**Exercise**
Restate the whole listing word for word. Pictures are left out.
-- Records to process start --
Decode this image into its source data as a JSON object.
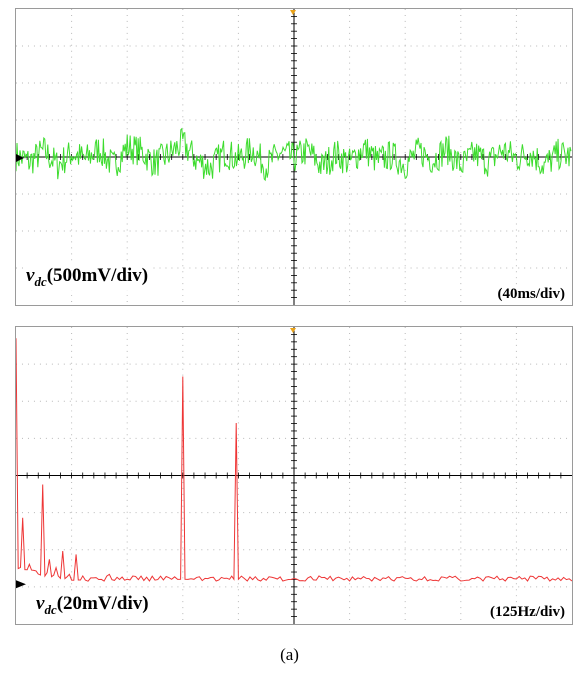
{
  "colors": {
    "waveform_dc": "#3ddc2e",
    "spectrum": "#ee3535",
    "grid": "#b8b8b8",
    "trigger": "#e9a21a"
  },
  "chart_data": [
    {
      "type": "line",
      "panel": "top",
      "signal_label": {
        "symbol": "v",
        "subscript": "dc",
        "scale": "(500mV/div)"
      },
      "time_scale": "(40ms/div)",
      "grid": true,
      "xlim": [
        0,
        400
      ],
      "ylim": [
        -2000,
        2000
      ],
      "x_unit": "ms",
      "y_unit": "mV",
      "approx_noise_envelope_mV": [
        -250,
        250
      ],
      "series": [
        {
          "x": [
            0,
            10,
            20,
            30,
            40,
            50,
            60,
            70,
            80,
            90,
            100,
            110,
            120,
            130,
            140,
            150,
            160,
            170,
            180,
            190,
            200,
            210,
            220,
            230,
            240,
            250,
            260,
            270,
            280,
            290,
            300,
            310,
            320,
            330,
            340,
            350,
            360,
            370,
            380,
            390,
            400
          ],
          "y": [
            30,
            -110,
            140,
            -190,
            90,
            -60,
            180,
            -210,
            230,
            120,
            -140,
            60,
            310,
            -80,
            -240,
            110,
            -50,
            170,
            -200,
            90,
            -30,
            150,
            -220,
            80,
            -130,
            210,
            -90,
            40,
            -170,
            130,
            -60,
            190,
            -210,
            70,
            -120,
            160,
            -40,
            110,
            -190,
            60,
            0
          ]
        }
      ]
    },
    {
      "type": "line",
      "panel": "bottom",
      "signal_label": {
        "symbol": "v",
        "subscript": "dc",
        "scale": "(20mV/div)"
      },
      "freq_scale": "(125Hz/div)",
      "grid": true,
      "xlim": [
        0,
        1250
      ],
      "ylim": [
        0,
        150
      ],
      "x_unit": "Hz",
      "y_unit": "mV",
      "series": [
        {
          "x": [
            0,
            15,
            30,
            45,
            60,
            75,
            90,
            105,
            120,
            135,
            150,
            180,
            210,
            250,
            300,
            350,
            370,
            375,
            380,
            400,
            450,
            480,
            490,
            495,
            500,
            520,
            550,
            600,
            650,
            700,
            750,
            800,
            850,
            900,
            950,
            1000,
            1050,
            1100,
            1150,
            1200,
            1250
          ],
          "y": [
            148,
            40,
            12,
            8,
            60,
            15,
            10,
            20,
            6,
            18,
            5,
            4,
            6,
            3,
            2,
            3,
            3,
            125,
            3,
            3,
            2,
            3,
            3,
            97,
            3,
            2,
            2,
            2,
            2,
            3,
            2,
            2,
            2,
            2,
            2,
            2,
            2,
            2,
            2,
            2,
            2
          ]
        }
      ]
    }
  ],
  "caption": "(a)"
}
-- Records to process end --
**Finished exercise**
Decode this image into its source data as a JSON object.
{
  "colors": {
    "waveform_dc": "#3ddc2e",
    "spectrum": "#ee3535",
    "grid": "#b8b8b8",
    "trigger": "#e9a21a"
  },
  "chart_data": [
    {
      "type": "line",
      "panel": "top",
      "signal_label": {
        "symbol": "v",
        "subscript": "dc",
        "scale": "(500mV/div)"
      },
      "time_scale": "(40ms/div)",
      "grid": true,
      "xlim": [
        0,
        400
      ],
      "ylim": [
        -2000,
        2000
      ],
      "x_unit": "ms",
      "y_unit": "mV",
      "approx_noise_envelope_mV": [
        -250,
        250
      ],
      "series": [
        {
          "x": [
            0,
            10,
            20,
            30,
            40,
            50,
            60,
            70,
            80,
            90,
            100,
            110,
            120,
            130,
            140,
            150,
            160,
            170,
            180,
            190,
            200,
            210,
            220,
            230,
            240,
            250,
            260,
            270,
            280,
            290,
            300,
            310,
            320,
            330,
            340,
            350,
            360,
            370,
            380,
            390,
            400
          ],
          "y": [
            30,
            -110,
            140,
            -190,
            90,
            -60,
            180,
            -210,
            230,
            120,
            -140,
            60,
            310,
            -80,
            -240,
            110,
            -50,
            170,
            -200,
            90,
            -30,
            150,
            -220,
            80,
            -130,
            210,
            -90,
            40,
            -170,
            130,
            -60,
            190,
            -210,
            70,
            -120,
            160,
            -40,
            110,
            -190,
            60,
            0
          ]
        }
      ]
    },
    {
      "type": "line",
      "panel": "bottom",
      "signal_label": {
        "symbol": "v",
        "subscript": "dc",
        "scale": "(20mV/div)"
      },
      "freq_scale": "(125Hz/div)",
      "grid": true,
      "xlim": [
        0,
        1250
      ],
      "ylim": [
        0,
        150
      ],
      "x_unit": "Hz",
      "y_unit": "mV",
      "series": [
        {
          "x": [
            0,
            15,
            30,
            45,
            60,
            75,
            90,
            105,
            120,
            135,
            150,
            180,
            210,
            250,
            300,
            350,
            370,
            375,
            380,
            400,
            450,
            480,
            490,
            495,
            500,
            520,
            550,
            600,
            650,
            700,
            750,
            800,
            850,
            900,
            950,
            1000,
            1050,
            1100,
            1150,
            1200,
            1250
          ],
          "y": [
            148,
            40,
            12,
            8,
            60,
            15,
            10,
            20,
            6,
            18,
            5,
            4,
            6,
            3,
            2,
            3,
            3,
            125,
            3,
            3,
            2,
            3,
            3,
            97,
            3,
            2,
            2,
            2,
            2,
            3,
            2,
            2,
            2,
            2,
            2,
            2,
            2,
            2,
            2,
            2,
            2
          ]
        }
      ]
    }
  ],
  "caption": "(a)"
}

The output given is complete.